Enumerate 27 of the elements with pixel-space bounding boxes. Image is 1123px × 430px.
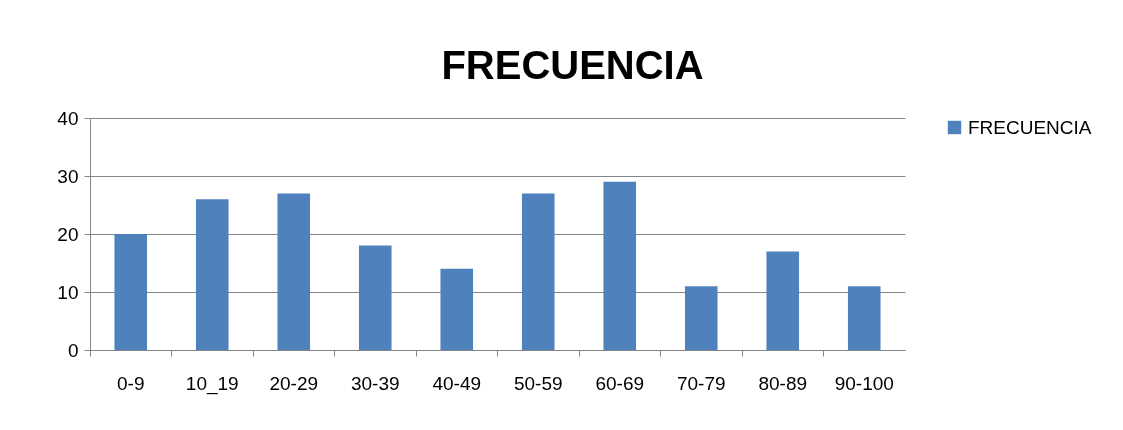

----

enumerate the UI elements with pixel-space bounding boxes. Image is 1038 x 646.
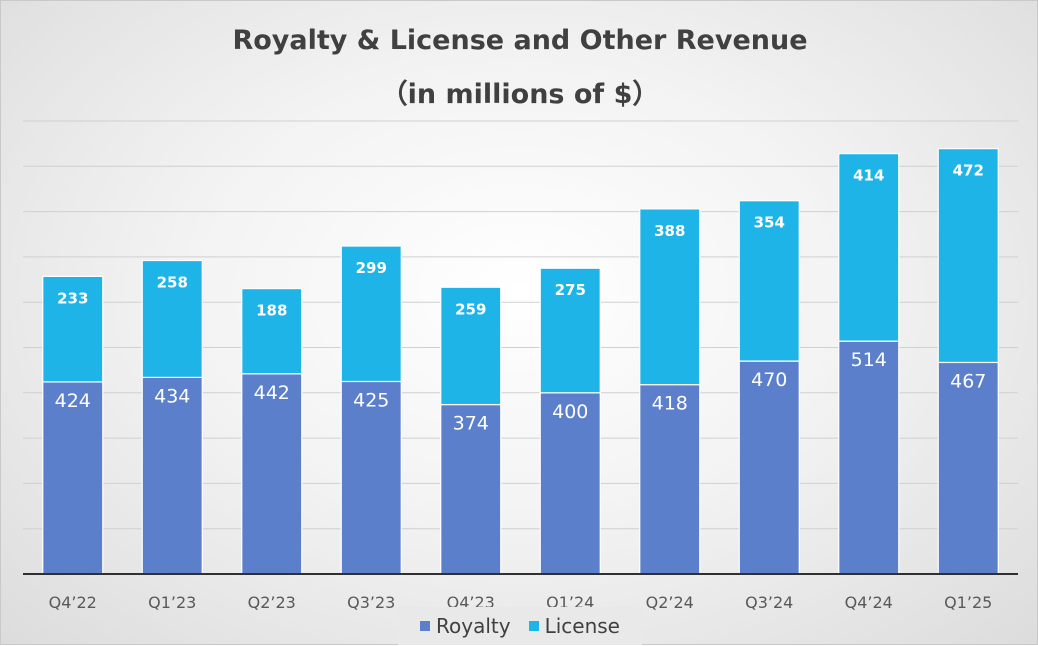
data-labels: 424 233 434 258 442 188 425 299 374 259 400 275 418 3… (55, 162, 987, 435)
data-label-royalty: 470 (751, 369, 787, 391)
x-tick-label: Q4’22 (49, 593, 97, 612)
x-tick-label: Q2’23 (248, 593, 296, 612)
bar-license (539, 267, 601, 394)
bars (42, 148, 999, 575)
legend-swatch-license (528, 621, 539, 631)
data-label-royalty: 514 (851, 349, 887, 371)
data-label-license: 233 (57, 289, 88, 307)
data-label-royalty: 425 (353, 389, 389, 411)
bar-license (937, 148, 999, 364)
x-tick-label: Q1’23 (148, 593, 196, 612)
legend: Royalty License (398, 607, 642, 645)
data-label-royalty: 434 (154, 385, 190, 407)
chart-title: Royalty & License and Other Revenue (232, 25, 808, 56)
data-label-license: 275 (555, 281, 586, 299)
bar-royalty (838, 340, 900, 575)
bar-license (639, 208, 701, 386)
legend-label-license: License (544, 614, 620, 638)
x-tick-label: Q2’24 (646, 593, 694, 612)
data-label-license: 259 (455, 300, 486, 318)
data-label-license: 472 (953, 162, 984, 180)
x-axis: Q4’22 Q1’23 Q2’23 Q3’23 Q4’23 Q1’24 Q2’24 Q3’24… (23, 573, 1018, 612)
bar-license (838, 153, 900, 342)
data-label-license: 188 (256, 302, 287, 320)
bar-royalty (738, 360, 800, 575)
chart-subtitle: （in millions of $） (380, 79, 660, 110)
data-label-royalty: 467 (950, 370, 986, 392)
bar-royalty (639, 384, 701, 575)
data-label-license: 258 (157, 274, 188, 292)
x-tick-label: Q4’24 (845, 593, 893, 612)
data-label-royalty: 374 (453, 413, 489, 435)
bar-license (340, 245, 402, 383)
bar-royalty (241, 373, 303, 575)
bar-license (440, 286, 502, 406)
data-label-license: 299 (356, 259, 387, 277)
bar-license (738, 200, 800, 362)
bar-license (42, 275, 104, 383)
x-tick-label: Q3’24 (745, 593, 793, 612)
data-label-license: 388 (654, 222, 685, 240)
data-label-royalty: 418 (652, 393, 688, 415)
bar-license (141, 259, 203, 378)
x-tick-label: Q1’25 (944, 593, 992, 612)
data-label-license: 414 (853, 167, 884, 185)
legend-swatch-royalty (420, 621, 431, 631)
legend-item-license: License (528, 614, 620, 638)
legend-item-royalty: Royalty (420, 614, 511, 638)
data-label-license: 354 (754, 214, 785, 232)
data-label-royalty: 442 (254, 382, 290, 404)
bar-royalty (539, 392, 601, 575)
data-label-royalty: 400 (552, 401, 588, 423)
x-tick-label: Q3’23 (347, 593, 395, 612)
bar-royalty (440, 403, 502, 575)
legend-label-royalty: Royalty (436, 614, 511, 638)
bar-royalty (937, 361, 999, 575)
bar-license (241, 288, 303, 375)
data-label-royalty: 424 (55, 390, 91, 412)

----

> **할 일**: 위 자료에서 "enumerate the UI"이 들어 있는 줄부터 "x-axis: Q4’22 Q1’23"가 들어 있는 줄까지, 두 줄을 모두 넣어 그대로 옮겨 적으세요. 그림은 빼고 적으세요.

> **완성한 결과**:
enumerate the UI elements with pixel-space bounding boxes. Image is 1038 x 646.
data-labels: 424 233 434 258 442 188 425 299 374 259 400 275 418 3… (55, 162, 987, 435)
data-label-royalty: 470 (751, 369, 787, 391)
x-tick-label: Q4’22 (49, 593, 97, 612)
x-tick-label: Q2’23 (248, 593, 296, 612)
bar-license (539, 267, 601, 394)
bars (42, 148, 999, 575)
legend-swatch-license (528, 621, 539, 631)
data-label-royalty: 514 (851, 349, 887, 371)
data-label-license: 233 (57, 289, 88, 307)
data-label-royalty: 425 (353, 389, 389, 411)
bar-license (937, 148, 999, 364)
x-tick-label: Q1’23 (148, 593, 196, 612)
legend: Royalty License (398, 607, 642, 645)
data-label-royalty: 434 (154, 385, 190, 407)
chart-title: Royalty & License and Other Revenue (232, 25, 808, 56)
data-label-license: 275 (555, 281, 586, 299)
bar-royalty (838, 340, 900, 575)
bar-license (639, 208, 701, 386)
legend-label-license: License (544, 614, 620, 638)
x-tick-label: Q2’24 (646, 593, 694, 612)
data-label-license: 259 (455, 300, 486, 318)
data-label-license: 472 (953, 162, 984, 180)
x-axis: Q4’22 Q1’23 Q2’23 Q3’23 Q4’23 Q1’24 Q2’24 Q3’24… (23, 573, 1018, 612)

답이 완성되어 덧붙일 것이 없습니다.